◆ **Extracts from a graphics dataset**
□ □ □ □ □ □ □

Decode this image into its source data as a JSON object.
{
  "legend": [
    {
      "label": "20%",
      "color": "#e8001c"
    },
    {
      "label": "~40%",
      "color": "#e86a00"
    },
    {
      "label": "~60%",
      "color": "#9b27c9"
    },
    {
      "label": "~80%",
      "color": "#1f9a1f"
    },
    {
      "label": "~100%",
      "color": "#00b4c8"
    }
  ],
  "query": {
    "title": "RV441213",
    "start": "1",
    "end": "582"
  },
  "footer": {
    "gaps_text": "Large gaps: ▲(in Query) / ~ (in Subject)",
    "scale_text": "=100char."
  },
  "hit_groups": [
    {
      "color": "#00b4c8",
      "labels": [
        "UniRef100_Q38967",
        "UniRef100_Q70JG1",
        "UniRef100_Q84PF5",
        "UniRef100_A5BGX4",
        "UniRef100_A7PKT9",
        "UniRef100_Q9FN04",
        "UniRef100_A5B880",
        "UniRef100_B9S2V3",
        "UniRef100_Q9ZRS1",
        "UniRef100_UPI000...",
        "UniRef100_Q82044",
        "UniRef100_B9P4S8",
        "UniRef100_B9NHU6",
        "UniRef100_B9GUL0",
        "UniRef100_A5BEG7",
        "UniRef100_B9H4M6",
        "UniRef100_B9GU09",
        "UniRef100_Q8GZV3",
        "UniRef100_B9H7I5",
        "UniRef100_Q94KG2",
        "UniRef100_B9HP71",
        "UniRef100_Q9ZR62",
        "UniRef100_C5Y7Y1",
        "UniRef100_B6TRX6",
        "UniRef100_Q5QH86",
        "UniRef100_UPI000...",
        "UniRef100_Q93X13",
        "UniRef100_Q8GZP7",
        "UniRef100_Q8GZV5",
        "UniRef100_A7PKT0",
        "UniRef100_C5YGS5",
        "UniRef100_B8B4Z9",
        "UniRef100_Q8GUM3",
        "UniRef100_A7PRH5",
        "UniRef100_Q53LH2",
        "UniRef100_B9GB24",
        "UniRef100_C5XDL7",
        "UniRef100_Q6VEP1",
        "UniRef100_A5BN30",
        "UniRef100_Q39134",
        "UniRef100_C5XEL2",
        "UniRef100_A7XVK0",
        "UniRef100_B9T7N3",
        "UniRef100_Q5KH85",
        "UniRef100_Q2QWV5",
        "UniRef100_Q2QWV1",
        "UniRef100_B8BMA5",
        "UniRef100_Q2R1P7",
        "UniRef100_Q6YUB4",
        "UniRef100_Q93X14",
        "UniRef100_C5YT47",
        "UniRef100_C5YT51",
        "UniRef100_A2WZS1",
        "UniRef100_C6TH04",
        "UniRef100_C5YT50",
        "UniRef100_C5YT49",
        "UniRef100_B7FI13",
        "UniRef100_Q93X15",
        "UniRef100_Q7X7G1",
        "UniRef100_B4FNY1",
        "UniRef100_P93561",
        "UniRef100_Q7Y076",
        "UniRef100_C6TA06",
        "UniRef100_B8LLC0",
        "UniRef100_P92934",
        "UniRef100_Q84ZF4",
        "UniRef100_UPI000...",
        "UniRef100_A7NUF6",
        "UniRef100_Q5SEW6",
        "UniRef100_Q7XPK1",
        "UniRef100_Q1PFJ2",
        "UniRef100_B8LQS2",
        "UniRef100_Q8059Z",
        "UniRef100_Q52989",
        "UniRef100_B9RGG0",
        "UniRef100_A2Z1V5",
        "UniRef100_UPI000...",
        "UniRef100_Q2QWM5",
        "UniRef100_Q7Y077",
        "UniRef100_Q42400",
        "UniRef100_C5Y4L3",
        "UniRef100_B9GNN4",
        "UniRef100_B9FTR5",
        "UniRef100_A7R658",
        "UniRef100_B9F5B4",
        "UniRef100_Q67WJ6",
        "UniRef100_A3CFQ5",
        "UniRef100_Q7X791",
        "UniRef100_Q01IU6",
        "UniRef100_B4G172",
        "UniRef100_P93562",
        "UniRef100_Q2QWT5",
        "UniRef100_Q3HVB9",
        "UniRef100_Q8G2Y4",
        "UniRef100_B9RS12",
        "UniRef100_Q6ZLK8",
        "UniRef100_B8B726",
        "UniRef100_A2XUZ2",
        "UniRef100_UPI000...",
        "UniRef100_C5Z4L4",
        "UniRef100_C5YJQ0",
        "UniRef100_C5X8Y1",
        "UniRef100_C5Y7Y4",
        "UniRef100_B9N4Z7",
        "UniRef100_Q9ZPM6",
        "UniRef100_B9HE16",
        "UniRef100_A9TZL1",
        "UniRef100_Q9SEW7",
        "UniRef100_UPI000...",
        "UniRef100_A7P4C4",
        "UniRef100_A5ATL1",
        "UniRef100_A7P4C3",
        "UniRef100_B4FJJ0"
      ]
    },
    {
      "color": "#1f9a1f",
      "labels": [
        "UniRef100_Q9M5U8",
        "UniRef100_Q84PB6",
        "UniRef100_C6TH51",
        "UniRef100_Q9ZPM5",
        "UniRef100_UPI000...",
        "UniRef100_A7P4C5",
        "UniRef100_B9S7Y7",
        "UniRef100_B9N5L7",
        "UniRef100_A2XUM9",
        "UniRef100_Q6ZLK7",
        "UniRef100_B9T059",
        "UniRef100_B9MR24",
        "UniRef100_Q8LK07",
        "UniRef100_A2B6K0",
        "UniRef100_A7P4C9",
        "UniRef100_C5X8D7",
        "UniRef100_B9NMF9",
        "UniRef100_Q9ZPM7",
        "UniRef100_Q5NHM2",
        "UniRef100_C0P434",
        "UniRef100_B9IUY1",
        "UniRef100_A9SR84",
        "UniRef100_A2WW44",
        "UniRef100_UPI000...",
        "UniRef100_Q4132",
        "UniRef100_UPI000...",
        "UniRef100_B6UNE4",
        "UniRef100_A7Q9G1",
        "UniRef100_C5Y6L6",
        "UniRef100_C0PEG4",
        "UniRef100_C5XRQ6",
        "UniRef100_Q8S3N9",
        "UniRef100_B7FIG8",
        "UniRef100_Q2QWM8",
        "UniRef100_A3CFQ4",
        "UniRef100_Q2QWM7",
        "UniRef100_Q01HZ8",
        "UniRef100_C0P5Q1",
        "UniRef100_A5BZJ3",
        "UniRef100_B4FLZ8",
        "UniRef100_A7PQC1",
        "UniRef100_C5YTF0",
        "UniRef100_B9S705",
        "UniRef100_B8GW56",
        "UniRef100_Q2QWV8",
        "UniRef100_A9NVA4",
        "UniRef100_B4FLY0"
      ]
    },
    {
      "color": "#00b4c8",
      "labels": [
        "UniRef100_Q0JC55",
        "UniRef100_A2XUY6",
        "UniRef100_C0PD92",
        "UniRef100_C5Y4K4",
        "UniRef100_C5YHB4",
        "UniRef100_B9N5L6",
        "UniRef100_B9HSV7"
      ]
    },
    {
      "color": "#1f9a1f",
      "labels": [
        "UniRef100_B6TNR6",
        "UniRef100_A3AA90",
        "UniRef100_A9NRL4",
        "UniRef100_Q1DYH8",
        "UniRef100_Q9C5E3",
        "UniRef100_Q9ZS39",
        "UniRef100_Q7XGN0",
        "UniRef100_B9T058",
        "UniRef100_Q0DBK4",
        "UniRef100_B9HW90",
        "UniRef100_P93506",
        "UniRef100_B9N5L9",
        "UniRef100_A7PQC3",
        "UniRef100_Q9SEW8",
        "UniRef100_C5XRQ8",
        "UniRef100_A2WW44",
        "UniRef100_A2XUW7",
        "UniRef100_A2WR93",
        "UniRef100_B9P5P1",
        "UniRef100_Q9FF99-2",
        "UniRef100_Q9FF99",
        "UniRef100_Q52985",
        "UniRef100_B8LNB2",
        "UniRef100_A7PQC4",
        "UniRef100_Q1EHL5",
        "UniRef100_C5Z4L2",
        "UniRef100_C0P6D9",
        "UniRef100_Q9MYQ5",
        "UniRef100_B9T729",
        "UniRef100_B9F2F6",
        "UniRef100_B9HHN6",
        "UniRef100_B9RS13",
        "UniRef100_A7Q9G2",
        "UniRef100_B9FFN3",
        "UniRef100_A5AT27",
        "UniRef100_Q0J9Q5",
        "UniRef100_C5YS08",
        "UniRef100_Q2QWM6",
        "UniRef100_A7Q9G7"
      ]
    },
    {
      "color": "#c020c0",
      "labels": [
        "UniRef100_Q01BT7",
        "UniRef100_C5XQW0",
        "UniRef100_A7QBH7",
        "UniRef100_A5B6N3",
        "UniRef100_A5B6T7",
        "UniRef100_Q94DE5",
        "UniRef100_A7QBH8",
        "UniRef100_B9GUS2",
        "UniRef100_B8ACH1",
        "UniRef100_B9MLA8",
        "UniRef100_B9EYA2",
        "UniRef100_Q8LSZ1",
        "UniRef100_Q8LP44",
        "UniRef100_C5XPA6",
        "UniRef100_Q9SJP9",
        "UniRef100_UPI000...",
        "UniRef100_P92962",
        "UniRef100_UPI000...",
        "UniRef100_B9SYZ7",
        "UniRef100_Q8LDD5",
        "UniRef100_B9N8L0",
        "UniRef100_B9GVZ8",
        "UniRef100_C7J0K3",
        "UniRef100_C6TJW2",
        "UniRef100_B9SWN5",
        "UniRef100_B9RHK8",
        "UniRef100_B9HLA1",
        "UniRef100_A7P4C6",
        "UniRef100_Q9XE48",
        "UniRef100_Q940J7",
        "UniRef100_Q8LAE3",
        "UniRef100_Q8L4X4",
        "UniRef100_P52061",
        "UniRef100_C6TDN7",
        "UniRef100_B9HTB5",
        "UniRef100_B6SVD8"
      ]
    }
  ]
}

□ □ □ □ □ □ □

◆ **Set task**
Pick each line holding the word "color" out of the data and copy it.

◆ **Solution for this task**
      "color": "#e8001c"
      "color": "#e86a00"
      "color": "#9b27c9"
      "color": "#1f9a1f"
      "color": "#00b4c8"
      "color": "#00b4c8",
      "color": "#1f9a1f",
      "color": "#00b4c8",
      "color": "#1f9a1f",
      "color": "#c020c0",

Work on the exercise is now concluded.